-- START Data supplied --

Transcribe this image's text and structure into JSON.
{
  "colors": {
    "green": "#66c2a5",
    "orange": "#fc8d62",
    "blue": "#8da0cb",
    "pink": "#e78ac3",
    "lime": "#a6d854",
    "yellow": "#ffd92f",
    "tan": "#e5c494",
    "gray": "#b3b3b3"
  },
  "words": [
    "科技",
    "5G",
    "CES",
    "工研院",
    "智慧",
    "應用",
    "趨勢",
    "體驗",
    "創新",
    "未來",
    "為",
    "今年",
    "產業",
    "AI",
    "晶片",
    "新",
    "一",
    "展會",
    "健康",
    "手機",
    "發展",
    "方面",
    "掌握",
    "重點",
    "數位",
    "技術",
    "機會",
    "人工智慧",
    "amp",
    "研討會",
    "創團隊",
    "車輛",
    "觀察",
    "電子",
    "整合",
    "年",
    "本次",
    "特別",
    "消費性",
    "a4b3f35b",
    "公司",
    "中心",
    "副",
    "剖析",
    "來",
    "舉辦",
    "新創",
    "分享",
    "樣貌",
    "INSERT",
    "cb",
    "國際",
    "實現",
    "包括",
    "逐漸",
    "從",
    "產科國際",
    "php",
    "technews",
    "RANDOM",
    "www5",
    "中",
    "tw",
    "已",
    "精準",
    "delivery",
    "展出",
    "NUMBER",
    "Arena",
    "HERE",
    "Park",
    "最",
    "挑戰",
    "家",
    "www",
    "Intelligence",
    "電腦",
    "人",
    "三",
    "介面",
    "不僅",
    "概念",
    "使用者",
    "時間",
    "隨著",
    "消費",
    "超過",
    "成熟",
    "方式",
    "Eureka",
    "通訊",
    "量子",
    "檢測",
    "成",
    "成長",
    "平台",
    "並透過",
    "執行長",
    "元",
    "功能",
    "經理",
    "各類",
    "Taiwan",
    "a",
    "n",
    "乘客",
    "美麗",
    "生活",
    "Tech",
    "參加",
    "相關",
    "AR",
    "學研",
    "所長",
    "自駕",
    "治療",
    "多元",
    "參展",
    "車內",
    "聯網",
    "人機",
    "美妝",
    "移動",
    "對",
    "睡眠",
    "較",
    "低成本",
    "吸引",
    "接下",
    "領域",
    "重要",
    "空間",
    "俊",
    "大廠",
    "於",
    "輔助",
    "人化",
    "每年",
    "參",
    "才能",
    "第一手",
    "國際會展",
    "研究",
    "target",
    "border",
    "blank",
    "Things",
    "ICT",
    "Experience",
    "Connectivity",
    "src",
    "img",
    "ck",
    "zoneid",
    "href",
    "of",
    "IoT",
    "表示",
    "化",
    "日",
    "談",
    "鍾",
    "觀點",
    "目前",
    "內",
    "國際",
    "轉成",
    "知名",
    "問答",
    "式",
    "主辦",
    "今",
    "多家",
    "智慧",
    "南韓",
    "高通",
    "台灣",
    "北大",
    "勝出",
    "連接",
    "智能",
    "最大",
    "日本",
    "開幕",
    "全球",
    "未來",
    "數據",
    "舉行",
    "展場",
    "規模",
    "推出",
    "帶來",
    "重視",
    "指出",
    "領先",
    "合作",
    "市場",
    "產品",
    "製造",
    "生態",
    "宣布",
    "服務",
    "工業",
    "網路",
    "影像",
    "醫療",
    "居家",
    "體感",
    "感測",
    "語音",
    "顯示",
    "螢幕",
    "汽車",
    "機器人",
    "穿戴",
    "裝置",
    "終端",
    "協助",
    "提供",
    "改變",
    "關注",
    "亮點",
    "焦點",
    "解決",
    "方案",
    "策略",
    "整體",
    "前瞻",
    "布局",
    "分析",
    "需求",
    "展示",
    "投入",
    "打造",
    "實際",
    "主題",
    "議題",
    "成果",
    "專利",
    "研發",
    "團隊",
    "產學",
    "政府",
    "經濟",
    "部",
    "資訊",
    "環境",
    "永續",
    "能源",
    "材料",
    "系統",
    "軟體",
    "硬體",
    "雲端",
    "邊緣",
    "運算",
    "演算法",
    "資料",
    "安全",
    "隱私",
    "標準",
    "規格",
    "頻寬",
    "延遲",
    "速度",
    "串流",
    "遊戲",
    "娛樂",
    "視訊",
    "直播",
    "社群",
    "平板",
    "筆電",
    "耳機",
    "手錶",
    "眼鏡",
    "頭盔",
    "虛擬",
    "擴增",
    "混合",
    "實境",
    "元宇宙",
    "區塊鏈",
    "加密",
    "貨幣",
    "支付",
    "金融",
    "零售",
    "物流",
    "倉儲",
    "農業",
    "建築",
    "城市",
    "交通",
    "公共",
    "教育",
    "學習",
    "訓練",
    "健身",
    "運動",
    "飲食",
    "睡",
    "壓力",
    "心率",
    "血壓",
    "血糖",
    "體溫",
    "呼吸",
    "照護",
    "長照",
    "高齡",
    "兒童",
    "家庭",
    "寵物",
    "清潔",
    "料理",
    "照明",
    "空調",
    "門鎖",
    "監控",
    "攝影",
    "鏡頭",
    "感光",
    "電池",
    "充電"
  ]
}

-- END Data supplied --

Exercise aim
Repeat each of the entries above precisely as given.

Answer to this exercise
Transcribe this image's text and structure into JSON.
{
  "colors": {
    "green": "#66c2a5",
    "orange": "#fc8d62",
    "blue": "#8da0cb",
    "pink": "#e78ac3",
    "lime": "#a6d854",
    "yellow": "#ffd92f",
    "tan": "#e5c494",
    "gray": "#b3b3b3"
  },
  "words": [
    "科技",
    "5G",
    "CES",
    "工研院",
    "智慧",
    "應用",
    "趨勢",
    "體驗",
    "創新",
    "未來",
    "為",
    "今年",
    "產業",
    "AI",
    "晶片",
    "新",
    "一",
    "展會",
    "健康",
    "手機",
    "發展",
    "方面",
    "掌握",
    "重點",
    "數位",
    "技術",
    "機會",
    "人工智慧",
    "amp",
    "研討會",
    "創團隊",
    "車輛",
    "觀察",
    "電子",
    "整合",
    "年",
    "本次",
    "特別",
    "消費性",
    "a4b3f35b",
    "公司",
    "中心",
    "副",
    "剖析",
    "來",
    "舉辦",
    "新創",
    "分享",
    "樣貌",
    "INSERT",
    "cb",
    "國際",
    "實現",
    "包括",
    "逐漸",
    "從",
    "產科國際",
    "php",
    "technews",
    "RANDOM",
    "www5",
    "中",
    "tw",
    "已",
    "精準",
    "delivery",
    "展出",
    "NUMBER",
    "Arena",
    "HERE",
    "Park",
    "最",
    "挑戰",
    "家",
    "www",
    "Intelligence",
    "電腦",
    "人",
    "三",
    "介面",
    "不僅",
    "概念",
    "使用者",
    "時間",
    "隨著",
    "消費",
    "超過",
    "成熟",
    "方式",
    "Eureka",
    "通訊",
    "量子",
    "檢測",
    "成",
    "成長",
    "平台",
    "並透過",
    "執行長",
    "元",
    "功能",
    "經理",
    "各類",
    "Taiwan",
    "a",
    "n",
    "乘客",
    "美麗",
    "生活",
    "Tech",
    "參加",
    "相關",
    "AR",
    "學研",
    "所長",
    "自駕",
    "治療",
    "多元",
    "參展",
    "車內",
    "聯網",
    "人機",
    "美妝",
    "移動",
    "對",
    "睡眠",
    "較",
    "低成本",
    "吸引",
    "接下",
    "領域",
    "重要",
    "空間",
    "俊",
    "大廠",
    "於",
    "輔助",
    "人化",
    "每年",
    "參",
    "才能",
    "第一手",
    "國際會展",
    "研究",
    "target",
    "border",
    "blank",
    "Things",
    "ICT",
    "Experience",
    "Connectivity",
    "src",
    "img",
    "ck",
    "zoneid",
    "href",
    "of",
    "IoT",
    "表示",
    "化",
    "日",
    "談",
    "鍾",
    "觀點",
    "目前",
    "內",
    "國際",
    "轉成",
    "知名",
    "問答",
    "式",
    "主辦",
    "今",
    "多家",
    "智慧",
    "南韓",
    "高通",
    "台灣",
    "北大",
    "勝出",
    "連接",
    "智能",
    "最大",
    "日本",
    "開幕",
    "全球",
    "未來",
    "數據",
    "舉行",
    "展場",
    "規模",
    "推出",
    "帶來",
    "重視",
    "指出",
    "領先",
    "合作",
    "市場",
    "產品",
    "製造",
    "生態",
    "宣布",
    "服務",
    "工業",
    "網路",
    "影像",
    "醫療",
    "居家",
    "體感",
    "感測",
    "語音",
    "顯示",
    "螢幕",
    "汽車",
    "機器人",
    "穿戴",
    "裝置",
    "終端",
    "協助",
    "提供",
    "改變",
    "關注",
    "亮點",
    "焦點",
    "解決",
    "方案",
    "策略",
    "整體",
    "前瞻",
    "布局",
    "分析",
    "需求",
    "展示",
    "投入",
    "打造",
    "實際",
    "主題",
    "議題",
    "成果",
    "專利",
    "研發",
    "團隊",
    "產學",
    "政府",
    "經濟",
    "部",
    "資訊",
    "環境",
    "永續",
    "能源",
    "材料",
    "系統",
    "軟體",
    "硬體",
    "雲端",
    "邊緣",
    "運算",
    "演算法",
    "資料",
    "安全",
    "隱私",
    "標準",
    "規格",
    "頻寬",
    "延遲",
    "速度",
    "串流",
    "遊戲",
    "娛樂",
    "視訊",
    "直播",
    "社群",
    "平板",
    "筆電",
    "耳機",
    "手錶",
    "眼鏡",
    "頭盔",
    "虛擬",
    "擴增",
    "混合",
    "實境",
    "元宇宙",
    "區塊鏈",
    "加密",
    "貨幣",
    "支付",
    "金融",
    "零售",
    "物流",
    "倉儲",
    "農業",
    "建築",
    "城市",
    "交通",
    "公共",
    "教育",
    "學習",
    "訓練",
    "健身",
    "運動",
    "飲食",
    "睡",
    "壓力",
    "心率",
    "血壓",
    "血糖",
    "體溫",
    "呼吸",
    "照護",
    "長照",
    "高齡",
    "兒童",
    "家庭",
    "寵物",
    "清潔",
    "料理",
    "照明",
    "空調",
    "門鎖",
    "監控",
    "攝影",
    "鏡頭",
    "感光",
    "電池",
    "充電"
  ]
}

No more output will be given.